__Work item__:
Each entry is to be reproduced verbatim, and images are to be omitted.
==== Data to use
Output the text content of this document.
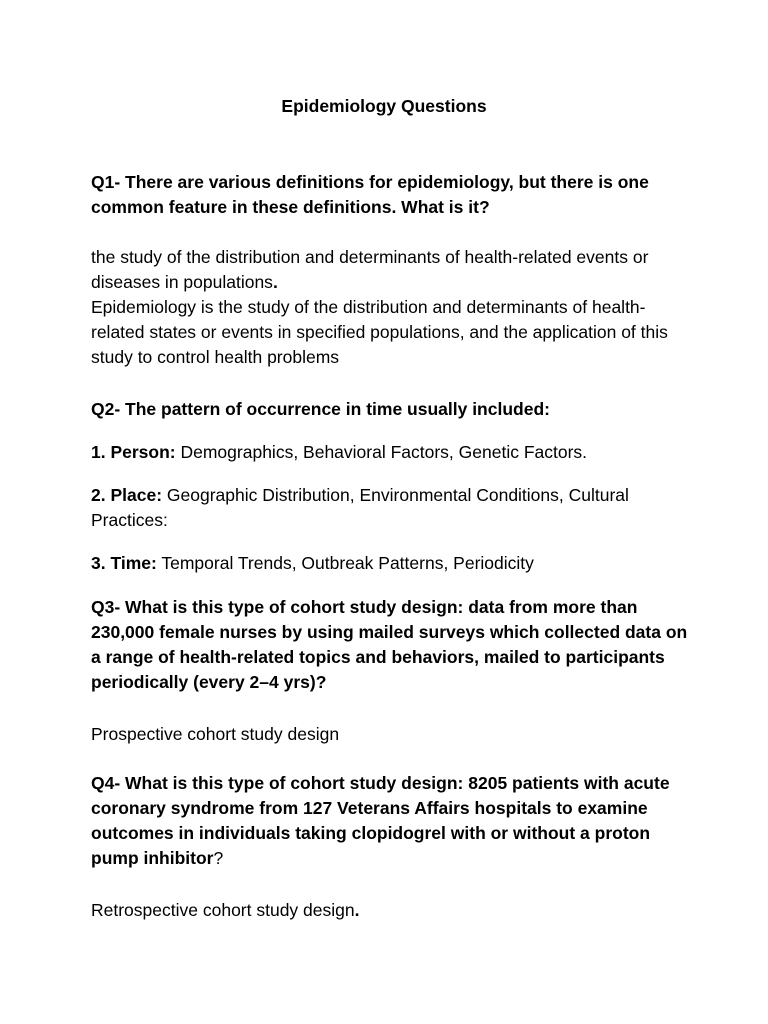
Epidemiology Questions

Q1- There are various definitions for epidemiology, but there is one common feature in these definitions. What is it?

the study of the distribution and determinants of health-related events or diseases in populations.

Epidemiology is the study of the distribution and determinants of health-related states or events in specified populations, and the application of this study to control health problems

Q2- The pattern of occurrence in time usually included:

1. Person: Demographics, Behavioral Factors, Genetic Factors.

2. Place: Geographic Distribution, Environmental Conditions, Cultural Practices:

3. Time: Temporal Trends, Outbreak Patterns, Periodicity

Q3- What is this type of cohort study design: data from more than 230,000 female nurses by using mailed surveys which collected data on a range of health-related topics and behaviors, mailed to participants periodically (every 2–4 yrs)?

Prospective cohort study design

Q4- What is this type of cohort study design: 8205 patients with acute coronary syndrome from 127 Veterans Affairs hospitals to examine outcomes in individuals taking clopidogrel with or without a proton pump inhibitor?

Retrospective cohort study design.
========
__Answer section__:
Output the text content of this document.
Epidemiology Questions

Q1- There are various definitions for epidemiology, but there is one common feature in these definitions. What is it?

the study of the distribution and determinants of health-related events or diseases in populations.

Epidemiology is the study of the distribution and determinants of health-related states or events in specified populations, and the application of this study to control health problems

Q2- The pattern of occurrence in time usually included:

1. Person: Demographics, Behavioral Factors, Genetic Factors.

2. Place: Geographic Distribution, Environmental Conditions, Cultural Practices:

3. Time: Temporal Trends, Outbreak Patterns, Periodicity

Q3- What is this type of cohort study design: data from more than 230,000 female nurses by using mailed surveys which collected data on a range of health-related topics and behaviors, mailed to participants periodically (every 2–4 yrs)?

Prospective cohort study design

Q4- What is this type of cohort study design: 8205 patients with acute coronary syndrome from 127 Veterans Affairs hospitals to examine outcomes in individuals taking clopidogrel with or without a proton pump inhibitor?

Retrospective cohort study design.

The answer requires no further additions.